Data rows start

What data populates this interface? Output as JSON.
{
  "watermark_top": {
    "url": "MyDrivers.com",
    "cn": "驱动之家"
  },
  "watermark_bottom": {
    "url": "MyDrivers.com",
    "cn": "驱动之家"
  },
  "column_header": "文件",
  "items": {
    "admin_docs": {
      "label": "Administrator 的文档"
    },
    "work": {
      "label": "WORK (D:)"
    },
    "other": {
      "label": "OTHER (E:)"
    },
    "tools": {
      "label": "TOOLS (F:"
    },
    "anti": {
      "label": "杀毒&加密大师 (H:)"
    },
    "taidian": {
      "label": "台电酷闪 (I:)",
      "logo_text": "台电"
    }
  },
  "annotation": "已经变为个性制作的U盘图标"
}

Data rows end

## Written exercise
Identify every line holding the word "label" and copy it out.

## Worked solution
      "label": "Administrator 的文档"
      "label": "WORK (D:)"
      "label": "OTHER (E:)"
      "label": "TOOLS (F:"
      "label": "杀毒&加密大师 (H:)"
      "label": "台电酷闪 (I:)",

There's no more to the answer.